Task to carry out »
Copy all lines of the listing that include the string "Minutes".
:: Data provided ::
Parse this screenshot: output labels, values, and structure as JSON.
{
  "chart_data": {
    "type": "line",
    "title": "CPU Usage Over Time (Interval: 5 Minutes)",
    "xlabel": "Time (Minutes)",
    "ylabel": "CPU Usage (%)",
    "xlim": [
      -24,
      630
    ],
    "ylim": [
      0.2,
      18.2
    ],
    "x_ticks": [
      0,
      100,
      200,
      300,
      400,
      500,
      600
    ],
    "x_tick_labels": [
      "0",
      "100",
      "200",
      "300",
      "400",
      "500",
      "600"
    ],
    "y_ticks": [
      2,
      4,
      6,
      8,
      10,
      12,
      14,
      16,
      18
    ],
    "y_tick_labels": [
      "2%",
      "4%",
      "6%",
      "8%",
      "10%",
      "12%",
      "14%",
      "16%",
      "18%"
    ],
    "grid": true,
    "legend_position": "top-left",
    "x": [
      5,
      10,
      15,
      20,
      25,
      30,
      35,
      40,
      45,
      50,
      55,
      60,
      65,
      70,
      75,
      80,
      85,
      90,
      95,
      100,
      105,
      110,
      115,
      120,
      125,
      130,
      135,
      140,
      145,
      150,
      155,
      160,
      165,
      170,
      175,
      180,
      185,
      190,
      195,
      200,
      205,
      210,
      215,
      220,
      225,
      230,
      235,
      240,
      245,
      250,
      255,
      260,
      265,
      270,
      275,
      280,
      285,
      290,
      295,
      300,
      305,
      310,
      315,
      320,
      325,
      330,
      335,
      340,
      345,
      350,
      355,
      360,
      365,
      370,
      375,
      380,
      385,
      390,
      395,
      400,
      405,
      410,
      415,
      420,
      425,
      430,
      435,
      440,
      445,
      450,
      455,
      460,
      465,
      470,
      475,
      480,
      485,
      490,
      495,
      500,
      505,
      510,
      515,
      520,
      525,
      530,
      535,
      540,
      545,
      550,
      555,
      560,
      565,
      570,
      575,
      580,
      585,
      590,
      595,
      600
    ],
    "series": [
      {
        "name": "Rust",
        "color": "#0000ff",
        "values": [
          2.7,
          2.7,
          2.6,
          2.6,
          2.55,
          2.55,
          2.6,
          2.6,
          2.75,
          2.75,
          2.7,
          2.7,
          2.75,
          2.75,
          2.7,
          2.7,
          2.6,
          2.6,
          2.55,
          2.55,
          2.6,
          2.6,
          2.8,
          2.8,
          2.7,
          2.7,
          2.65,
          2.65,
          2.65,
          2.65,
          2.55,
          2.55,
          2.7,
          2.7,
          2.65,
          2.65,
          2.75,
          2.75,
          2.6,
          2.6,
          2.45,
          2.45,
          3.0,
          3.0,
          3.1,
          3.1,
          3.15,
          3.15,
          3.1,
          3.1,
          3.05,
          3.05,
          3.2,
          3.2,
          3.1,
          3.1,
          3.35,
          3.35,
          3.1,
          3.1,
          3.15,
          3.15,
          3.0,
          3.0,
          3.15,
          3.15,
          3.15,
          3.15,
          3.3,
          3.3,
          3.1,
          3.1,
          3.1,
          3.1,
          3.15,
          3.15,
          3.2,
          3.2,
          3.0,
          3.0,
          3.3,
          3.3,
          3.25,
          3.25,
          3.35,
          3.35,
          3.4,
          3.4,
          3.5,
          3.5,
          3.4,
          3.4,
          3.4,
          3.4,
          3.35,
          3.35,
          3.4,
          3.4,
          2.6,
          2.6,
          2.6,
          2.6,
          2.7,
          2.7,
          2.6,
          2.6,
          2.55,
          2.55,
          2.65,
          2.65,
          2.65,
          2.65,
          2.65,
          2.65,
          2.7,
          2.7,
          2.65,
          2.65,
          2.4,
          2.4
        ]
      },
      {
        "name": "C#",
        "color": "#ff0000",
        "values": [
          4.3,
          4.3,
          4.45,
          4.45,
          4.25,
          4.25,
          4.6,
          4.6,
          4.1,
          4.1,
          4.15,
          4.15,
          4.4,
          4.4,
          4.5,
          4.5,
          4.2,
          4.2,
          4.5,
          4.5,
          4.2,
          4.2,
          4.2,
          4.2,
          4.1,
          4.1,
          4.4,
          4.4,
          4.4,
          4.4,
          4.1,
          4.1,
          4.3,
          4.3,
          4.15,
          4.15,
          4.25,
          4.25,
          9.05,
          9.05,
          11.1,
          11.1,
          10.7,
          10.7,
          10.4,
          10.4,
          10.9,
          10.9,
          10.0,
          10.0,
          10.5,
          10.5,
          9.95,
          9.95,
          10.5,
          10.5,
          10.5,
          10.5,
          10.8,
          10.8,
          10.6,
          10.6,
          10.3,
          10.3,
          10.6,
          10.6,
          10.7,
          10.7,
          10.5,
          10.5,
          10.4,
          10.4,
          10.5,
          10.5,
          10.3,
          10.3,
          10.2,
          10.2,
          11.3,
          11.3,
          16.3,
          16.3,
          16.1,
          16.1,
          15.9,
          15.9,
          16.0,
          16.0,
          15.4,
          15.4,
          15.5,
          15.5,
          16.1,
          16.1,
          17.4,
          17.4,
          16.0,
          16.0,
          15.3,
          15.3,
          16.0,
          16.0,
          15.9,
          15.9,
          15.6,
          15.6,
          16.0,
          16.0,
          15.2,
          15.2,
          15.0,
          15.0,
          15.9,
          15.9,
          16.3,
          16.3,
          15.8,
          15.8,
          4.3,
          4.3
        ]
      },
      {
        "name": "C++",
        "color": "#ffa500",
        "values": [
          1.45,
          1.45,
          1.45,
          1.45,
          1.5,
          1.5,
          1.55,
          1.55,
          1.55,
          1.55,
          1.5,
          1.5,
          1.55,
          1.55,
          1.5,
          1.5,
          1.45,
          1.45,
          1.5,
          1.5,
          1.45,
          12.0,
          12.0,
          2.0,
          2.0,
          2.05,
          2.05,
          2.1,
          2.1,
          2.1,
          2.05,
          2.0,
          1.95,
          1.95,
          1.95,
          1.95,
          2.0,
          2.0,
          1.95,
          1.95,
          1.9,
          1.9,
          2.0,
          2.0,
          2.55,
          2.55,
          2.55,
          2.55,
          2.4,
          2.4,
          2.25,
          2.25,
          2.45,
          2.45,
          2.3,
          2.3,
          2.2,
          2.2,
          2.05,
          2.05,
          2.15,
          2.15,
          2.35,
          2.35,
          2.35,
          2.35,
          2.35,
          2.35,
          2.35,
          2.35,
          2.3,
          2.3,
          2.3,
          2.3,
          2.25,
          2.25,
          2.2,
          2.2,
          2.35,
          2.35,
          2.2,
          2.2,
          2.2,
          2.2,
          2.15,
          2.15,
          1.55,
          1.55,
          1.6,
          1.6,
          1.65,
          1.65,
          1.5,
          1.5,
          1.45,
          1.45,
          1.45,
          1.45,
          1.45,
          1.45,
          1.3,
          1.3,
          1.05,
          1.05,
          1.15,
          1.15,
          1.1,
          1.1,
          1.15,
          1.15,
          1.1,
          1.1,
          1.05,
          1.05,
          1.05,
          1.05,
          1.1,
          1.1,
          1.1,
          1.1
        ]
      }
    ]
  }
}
:::
Reply to the exercise »
    "title": "CPU Usage Over Time (Interval: 5 Minutes)",
    "xlabel": "Time (Minutes)",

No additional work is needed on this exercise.